## Start Given records

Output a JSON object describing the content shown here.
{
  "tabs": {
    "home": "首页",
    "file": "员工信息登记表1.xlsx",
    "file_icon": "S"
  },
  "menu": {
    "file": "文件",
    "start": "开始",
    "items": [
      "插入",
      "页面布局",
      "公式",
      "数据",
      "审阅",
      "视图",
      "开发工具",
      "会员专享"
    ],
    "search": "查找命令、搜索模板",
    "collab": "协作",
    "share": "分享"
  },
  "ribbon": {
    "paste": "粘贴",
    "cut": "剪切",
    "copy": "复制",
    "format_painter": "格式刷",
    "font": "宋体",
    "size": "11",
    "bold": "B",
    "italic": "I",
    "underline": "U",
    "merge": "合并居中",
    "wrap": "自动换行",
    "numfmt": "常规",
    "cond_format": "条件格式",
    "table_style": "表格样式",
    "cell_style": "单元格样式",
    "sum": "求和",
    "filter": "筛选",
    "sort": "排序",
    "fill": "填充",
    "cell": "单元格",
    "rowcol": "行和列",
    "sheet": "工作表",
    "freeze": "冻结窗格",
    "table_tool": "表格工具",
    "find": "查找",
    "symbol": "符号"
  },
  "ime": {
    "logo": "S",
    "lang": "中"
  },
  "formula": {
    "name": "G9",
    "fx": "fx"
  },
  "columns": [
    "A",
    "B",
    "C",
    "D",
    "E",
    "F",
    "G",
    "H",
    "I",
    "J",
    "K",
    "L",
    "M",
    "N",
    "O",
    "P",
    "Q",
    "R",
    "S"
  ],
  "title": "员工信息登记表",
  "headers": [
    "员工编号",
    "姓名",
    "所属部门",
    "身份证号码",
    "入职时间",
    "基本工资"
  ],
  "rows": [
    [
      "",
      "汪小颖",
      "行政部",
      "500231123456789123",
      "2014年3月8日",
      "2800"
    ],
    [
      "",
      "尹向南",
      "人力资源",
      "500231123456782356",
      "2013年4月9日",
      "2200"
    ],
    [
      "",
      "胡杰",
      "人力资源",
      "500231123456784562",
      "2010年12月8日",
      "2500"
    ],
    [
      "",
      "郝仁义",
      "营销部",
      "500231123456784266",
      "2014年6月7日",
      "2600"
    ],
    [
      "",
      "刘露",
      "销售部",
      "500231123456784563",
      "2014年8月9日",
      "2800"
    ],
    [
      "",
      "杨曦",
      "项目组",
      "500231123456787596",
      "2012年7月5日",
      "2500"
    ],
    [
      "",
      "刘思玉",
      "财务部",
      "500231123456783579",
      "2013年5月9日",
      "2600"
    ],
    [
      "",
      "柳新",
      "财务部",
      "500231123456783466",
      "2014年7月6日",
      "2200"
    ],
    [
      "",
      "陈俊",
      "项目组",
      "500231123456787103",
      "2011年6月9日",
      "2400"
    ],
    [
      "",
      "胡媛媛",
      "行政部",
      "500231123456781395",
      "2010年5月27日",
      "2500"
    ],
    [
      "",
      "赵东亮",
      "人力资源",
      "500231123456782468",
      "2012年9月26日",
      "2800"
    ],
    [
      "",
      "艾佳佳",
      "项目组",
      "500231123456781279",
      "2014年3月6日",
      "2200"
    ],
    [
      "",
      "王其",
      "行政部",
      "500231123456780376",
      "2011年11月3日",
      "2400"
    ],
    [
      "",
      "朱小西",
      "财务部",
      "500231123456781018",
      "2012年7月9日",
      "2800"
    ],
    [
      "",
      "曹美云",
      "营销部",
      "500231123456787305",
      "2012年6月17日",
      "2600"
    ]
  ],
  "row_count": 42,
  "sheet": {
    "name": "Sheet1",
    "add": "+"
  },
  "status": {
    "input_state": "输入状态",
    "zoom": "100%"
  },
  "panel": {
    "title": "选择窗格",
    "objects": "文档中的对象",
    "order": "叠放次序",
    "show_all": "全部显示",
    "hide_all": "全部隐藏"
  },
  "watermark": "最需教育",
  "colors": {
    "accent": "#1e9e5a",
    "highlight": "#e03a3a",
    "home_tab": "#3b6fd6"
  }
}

## End Given records

### What to produce
The records above should be duplicated in full, exactly as given.

### The answer
Output a JSON object describing the content shown here.
{
  "tabs": {
    "home": "首页",
    "file": "员工信息登记表1.xlsx",
    "file_icon": "S"
  },
  "menu": {
    "file": "文件",
    "start": "开始",
    "items": [
      "插入",
      "页面布局",
      "公式",
      "数据",
      "审阅",
      "视图",
      "开发工具",
      "会员专享"
    ],
    "search": "查找命令、搜索模板",
    "collab": "协作",
    "share": "分享"
  },
  "ribbon": {
    "paste": "粘贴",
    "cut": "剪切",
    "copy": "复制",
    "format_painter": "格式刷",
    "font": "宋体",
    "size": "11",
    "bold": "B",
    "italic": "I",
    "underline": "U",
    "merge": "合并居中",
    "wrap": "自动换行",
    "numfmt": "常规",
    "cond_format": "条件格式",
    "table_style": "表格样式",
    "cell_style": "单元格样式",
    "sum": "求和",
    "filter": "筛选",
    "sort": "排序",
    "fill": "填充",
    "cell": "单元格",
    "rowcol": "行和列",
    "sheet": "工作表",
    "freeze": "冻结窗格",
    "table_tool": "表格工具",
    "find": "查找",
    "symbol": "符号"
  },
  "ime": {
    "logo": "S",
    "lang": "中"
  },
  "formula": {
    "name": "G9",
    "fx": "fx"
  },
  "columns": [
    "A",
    "B",
    "C",
    "D",
    "E",
    "F",
    "G",
    "H",
    "I",
    "J",
    "K",
    "L",
    "M",
    "N",
    "O",
    "P",
    "Q",
    "R",
    "S"
  ],
  "title": "员工信息登记表",
  "headers": [
    "员工编号",
    "姓名",
    "所属部门",
    "身份证号码",
    "入职时间",
    "基本工资"
  ],
  "rows": [
    [
      "",
      "汪小颖",
      "行政部",
      "500231123456789123",
      "2014年3月8日",
      "2800"
    ],
    [
      "",
      "尹向南",
      "人力资源",
      "500231123456782356",
      "2013年4月9日",
      "2200"
    ],
    [
      "",
      "胡杰",
      "人力资源",
      "500231123456784562",
      "2010年12月8日",
      "2500"
    ],
    [
      "",
      "郝仁义",
      "营销部",
      "500231123456784266",
      "2014年6月7日",
      "2600"
    ],
    [
      "",
      "刘露",
      "销售部",
      "500231123456784563",
      "2014年8月9日",
      "2800"
    ],
    [
      "",
      "杨曦",
      "项目组",
      "500231123456787596",
      "2012年7月5日",
      "2500"
    ],
    [
      "",
      "刘思玉",
      "财务部",
      "500231123456783579",
      "2013年5月9日",
      "2600"
    ],
    [
      "",
      "柳新",
      "财务部",
      "500231123456783466",
      "2014年7月6日",
      "2200"
    ],
    [
      "",
      "陈俊",
      "项目组",
      "500231123456787103",
      "2011年6月9日",
      "2400"
    ],
    [
      "",
      "胡媛媛",
      "行政部",
      "500231123456781395",
      "2010年5月27日",
      "2500"
    ],
    [
      "",
      "赵东亮",
      "人力资源",
      "500231123456782468",
      "2012年9月26日",
      "2800"
    ],
    [
      "",
      "艾佳佳",
      "项目组",
      "500231123456781279",
      "2014年3月6日",
      "2200"
    ],
    [
      "",
      "王其",
      "行政部",
      "500231123456780376",
      "2011年11月3日",
      "2400"
    ],
    [
      "",
      "朱小西",
      "财务部",
      "500231123456781018",
      "2012年7月9日",
      "2800"
    ],
    [
      "",
      "曹美云",
      "营销部",
      "500231123456787305",
      "2012年6月17日",
      "2600"
    ]
  ],
  "row_count": 42,
  "sheet": {
    "name": "Sheet1",
    "add": "+"
  },
  "status": {
    "input_state": "输入状态",
    "zoom": "100%"
  },
  "panel": {
    "title": "选择窗格",
    "objects": "文档中的对象",
    "order": "叠放次序",
    "show_all": "全部显示",
    "hide_all": "全部隐藏"
  },
  "watermark": "最需教育",
  "colors": {
    "accent": "#1e9e5a",
    "highlight": "#e03a3a",
    "home_tab": "#3b6fd6"
  }
}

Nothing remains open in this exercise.